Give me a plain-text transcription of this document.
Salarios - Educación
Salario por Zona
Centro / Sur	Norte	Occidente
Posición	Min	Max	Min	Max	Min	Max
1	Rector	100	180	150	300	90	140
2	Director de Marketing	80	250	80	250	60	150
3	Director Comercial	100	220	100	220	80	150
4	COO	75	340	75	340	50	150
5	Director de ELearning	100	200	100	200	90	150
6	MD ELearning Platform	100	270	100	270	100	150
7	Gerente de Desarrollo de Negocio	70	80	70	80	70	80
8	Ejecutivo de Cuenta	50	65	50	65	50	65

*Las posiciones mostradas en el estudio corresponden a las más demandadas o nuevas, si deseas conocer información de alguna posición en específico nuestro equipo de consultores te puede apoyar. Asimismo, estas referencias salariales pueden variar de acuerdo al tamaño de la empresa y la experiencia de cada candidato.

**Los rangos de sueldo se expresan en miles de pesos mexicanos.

Problem to solve.
Extract each line of the material exactly as it stands.

Final result.
Give me a plain-text transcription of this document.
Salarios - Educación
Salario por Zona
Centro / Sur	Norte	Occidente
Posición	Min	Max	Min	Max	Min	Max
1	Rector	100	180	150	300	90	140
2	Director de Marketing	80	250	80	250	60	150
3	Director Comercial	100	220	100	220	80	150
4	COO	75	340	75	340	50	150
5	Director de ELearning	100	200	100	200	90	150
6	MD ELearning Platform	100	270	100	270	100	150
7	Gerente de Desarrollo de Negocio	70	80	70	80	70	80
8	Ejecutivo de Cuenta	50	65	50	65	50	65

*Las posiciones mostradas en el estudio corresponden a las más demandadas o nuevas, si deseas conocer información de alguna posición en específico nuestro equipo de consultores te puede apoyar. Asimismo, estas referencias salariales pueden variar de acuerdo al tamaño de la empresa y la experiencia de cada candidato.

**Los rangos de sueldo se expresan en miles de pesos mexicanos.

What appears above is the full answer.